» Task to carry out:
Each line containing the word "yscale" should be found and copied.

══════

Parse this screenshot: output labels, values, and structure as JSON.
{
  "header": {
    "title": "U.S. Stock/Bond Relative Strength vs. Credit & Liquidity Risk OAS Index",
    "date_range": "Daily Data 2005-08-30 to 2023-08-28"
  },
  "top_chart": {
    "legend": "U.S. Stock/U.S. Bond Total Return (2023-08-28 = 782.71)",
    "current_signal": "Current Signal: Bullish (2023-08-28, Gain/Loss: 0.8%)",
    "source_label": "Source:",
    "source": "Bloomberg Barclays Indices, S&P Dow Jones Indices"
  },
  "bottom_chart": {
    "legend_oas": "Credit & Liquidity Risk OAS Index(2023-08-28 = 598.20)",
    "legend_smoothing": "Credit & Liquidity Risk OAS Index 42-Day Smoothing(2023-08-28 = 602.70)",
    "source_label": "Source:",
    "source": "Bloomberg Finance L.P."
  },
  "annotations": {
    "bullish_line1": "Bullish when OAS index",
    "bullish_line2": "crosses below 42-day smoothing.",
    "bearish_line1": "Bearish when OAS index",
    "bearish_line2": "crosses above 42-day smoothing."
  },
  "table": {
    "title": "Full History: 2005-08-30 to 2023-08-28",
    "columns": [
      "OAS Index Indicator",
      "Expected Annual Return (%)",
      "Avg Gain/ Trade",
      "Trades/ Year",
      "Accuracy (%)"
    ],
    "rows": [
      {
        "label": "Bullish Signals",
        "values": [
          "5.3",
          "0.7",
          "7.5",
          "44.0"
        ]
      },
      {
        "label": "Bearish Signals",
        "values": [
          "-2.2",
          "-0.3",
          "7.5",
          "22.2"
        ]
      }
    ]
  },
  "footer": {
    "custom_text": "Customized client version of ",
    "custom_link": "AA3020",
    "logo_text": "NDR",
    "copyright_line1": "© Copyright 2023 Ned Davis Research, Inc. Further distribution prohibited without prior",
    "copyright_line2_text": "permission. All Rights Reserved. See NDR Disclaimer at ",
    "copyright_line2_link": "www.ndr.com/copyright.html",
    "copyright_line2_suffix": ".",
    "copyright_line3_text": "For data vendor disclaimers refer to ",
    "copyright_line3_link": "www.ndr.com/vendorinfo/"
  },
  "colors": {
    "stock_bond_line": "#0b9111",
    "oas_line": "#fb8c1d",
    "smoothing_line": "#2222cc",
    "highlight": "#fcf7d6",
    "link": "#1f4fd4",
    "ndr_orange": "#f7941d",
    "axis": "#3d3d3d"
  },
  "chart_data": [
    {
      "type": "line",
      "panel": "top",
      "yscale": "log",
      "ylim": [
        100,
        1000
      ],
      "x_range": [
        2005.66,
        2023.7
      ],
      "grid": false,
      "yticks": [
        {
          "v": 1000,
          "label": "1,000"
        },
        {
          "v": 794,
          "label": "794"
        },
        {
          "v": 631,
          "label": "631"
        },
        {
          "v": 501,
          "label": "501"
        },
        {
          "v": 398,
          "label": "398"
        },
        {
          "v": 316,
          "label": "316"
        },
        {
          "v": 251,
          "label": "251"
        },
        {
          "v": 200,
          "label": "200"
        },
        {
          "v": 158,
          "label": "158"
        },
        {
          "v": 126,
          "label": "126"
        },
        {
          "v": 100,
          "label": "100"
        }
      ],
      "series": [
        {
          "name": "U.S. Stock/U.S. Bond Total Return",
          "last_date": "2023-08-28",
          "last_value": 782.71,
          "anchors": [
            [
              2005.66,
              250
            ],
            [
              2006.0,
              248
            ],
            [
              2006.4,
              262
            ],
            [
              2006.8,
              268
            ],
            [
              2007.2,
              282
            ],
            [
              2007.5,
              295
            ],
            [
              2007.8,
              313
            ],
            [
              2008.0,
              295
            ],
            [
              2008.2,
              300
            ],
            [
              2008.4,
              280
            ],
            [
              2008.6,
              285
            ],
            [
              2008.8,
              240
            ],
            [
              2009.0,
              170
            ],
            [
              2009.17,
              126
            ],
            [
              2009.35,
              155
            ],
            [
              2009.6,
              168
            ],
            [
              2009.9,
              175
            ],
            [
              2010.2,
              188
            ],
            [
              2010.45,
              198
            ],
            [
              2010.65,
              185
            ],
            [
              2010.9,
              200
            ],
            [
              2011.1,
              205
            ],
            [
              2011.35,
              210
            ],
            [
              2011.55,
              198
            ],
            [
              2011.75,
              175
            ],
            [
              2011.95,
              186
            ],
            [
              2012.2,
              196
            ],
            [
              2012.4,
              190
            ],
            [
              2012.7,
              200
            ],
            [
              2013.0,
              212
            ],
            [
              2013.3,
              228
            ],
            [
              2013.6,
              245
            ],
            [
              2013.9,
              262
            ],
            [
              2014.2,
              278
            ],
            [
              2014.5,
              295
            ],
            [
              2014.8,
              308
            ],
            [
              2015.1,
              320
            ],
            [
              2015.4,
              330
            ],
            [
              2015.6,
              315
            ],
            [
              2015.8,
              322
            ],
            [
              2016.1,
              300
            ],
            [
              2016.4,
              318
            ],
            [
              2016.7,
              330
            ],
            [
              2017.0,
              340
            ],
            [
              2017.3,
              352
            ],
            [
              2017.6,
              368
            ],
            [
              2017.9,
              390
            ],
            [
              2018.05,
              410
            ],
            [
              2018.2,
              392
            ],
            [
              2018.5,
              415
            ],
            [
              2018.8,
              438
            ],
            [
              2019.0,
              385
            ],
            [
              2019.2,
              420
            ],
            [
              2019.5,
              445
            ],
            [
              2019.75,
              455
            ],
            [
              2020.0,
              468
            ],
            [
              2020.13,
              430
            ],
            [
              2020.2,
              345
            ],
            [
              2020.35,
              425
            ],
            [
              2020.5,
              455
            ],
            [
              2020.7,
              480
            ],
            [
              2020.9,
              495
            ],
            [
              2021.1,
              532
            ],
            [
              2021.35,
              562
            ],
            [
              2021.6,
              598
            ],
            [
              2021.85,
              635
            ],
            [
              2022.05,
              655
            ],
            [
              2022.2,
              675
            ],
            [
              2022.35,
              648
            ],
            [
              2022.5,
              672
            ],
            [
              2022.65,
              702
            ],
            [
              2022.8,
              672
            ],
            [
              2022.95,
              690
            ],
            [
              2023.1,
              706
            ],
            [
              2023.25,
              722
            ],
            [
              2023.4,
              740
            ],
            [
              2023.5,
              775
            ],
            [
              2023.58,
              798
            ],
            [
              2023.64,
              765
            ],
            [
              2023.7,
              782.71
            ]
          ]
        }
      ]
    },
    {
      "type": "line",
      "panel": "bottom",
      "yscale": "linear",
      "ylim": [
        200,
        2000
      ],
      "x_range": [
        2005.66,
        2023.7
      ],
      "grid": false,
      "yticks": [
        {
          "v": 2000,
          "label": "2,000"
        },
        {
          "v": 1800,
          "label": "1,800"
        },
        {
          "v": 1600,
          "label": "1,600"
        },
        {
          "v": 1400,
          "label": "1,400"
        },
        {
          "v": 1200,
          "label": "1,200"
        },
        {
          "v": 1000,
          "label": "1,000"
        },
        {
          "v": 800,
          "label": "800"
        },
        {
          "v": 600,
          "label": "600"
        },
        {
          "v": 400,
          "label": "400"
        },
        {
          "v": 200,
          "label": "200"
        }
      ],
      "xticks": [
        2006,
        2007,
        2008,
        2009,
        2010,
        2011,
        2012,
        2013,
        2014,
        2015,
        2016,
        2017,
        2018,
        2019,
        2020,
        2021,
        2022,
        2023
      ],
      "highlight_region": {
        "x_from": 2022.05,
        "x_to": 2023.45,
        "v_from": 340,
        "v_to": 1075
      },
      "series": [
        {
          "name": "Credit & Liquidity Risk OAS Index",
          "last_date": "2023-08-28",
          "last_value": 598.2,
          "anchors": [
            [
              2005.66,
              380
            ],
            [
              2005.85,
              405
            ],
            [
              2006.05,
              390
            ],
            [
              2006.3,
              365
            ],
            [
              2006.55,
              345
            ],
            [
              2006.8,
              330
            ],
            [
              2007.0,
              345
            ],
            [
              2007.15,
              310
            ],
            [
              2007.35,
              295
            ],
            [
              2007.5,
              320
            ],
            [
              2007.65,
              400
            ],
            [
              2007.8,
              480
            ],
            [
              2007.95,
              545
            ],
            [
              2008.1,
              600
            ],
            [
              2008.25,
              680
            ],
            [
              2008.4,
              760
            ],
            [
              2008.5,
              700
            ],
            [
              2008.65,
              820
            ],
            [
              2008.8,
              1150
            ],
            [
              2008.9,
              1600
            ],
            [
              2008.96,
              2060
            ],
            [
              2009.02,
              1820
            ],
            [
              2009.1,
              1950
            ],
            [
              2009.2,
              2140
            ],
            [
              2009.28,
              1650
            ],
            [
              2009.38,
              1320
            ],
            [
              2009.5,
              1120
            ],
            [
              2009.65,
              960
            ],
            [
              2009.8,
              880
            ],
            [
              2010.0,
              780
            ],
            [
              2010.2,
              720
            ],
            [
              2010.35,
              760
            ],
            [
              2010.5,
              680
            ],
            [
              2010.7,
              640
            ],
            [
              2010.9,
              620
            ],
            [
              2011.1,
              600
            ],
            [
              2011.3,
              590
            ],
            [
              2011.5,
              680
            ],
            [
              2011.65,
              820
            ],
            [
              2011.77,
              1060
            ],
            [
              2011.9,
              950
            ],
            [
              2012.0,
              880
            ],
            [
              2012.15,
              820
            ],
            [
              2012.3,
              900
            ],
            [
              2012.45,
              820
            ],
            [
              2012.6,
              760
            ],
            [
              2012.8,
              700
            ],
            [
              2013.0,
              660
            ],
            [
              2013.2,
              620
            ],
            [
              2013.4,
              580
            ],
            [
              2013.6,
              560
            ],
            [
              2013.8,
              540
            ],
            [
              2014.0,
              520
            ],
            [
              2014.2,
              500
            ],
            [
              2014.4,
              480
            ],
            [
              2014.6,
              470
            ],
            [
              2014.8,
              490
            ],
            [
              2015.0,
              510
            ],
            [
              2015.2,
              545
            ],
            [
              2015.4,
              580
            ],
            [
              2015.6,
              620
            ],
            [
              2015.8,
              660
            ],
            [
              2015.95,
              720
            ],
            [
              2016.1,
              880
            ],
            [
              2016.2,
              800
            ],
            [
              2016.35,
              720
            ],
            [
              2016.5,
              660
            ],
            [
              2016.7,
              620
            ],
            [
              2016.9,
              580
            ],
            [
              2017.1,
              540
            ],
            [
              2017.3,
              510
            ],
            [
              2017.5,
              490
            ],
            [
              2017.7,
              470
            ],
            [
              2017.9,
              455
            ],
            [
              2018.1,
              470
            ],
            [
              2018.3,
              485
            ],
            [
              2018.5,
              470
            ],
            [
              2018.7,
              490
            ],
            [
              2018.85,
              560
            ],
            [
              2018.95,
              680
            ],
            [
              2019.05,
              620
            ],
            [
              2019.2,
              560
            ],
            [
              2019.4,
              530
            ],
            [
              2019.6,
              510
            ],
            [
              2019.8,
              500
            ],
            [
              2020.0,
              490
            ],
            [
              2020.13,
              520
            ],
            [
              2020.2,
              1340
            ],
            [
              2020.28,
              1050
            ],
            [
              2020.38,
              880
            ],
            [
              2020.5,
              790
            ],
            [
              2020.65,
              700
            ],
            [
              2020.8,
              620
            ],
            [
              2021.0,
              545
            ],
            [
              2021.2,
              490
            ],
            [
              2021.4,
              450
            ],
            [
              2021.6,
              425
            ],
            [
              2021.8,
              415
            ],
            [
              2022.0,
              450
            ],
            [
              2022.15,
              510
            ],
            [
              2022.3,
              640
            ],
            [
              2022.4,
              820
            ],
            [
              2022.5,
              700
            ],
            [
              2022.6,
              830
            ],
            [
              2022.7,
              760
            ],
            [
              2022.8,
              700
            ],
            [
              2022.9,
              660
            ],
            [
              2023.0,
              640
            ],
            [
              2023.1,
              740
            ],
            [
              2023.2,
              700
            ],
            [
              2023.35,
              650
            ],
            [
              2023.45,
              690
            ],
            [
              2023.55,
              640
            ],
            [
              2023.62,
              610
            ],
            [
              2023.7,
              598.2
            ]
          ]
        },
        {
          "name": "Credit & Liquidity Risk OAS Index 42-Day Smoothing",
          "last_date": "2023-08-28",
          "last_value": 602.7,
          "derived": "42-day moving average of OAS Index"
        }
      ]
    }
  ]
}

══════

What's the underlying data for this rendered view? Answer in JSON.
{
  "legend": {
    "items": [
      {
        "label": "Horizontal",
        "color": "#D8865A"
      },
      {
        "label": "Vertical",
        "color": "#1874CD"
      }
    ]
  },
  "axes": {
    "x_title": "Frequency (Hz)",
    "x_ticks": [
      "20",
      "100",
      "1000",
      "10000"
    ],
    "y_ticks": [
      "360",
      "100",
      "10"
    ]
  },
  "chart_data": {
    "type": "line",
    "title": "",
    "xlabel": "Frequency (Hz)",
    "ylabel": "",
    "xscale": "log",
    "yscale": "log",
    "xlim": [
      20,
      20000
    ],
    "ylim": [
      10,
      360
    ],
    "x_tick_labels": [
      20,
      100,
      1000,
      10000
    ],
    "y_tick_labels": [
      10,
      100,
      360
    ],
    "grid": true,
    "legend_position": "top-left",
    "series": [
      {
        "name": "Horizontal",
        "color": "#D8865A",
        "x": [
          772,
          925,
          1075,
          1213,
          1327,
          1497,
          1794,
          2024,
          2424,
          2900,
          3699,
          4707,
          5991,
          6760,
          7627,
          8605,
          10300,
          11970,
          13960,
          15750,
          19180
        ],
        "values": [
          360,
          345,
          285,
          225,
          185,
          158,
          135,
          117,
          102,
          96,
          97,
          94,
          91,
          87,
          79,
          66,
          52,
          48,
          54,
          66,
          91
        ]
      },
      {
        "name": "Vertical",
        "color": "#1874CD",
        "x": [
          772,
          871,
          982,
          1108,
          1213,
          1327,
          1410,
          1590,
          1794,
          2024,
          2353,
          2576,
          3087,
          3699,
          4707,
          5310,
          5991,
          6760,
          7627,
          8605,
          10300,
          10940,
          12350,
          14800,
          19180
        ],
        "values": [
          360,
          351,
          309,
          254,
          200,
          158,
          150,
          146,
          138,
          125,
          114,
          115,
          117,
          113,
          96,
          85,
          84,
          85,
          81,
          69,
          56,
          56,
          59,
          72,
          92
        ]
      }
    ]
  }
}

══════

» Result:
      "yscale": "log",
      "yscale": "linear",
    "yscale": "log",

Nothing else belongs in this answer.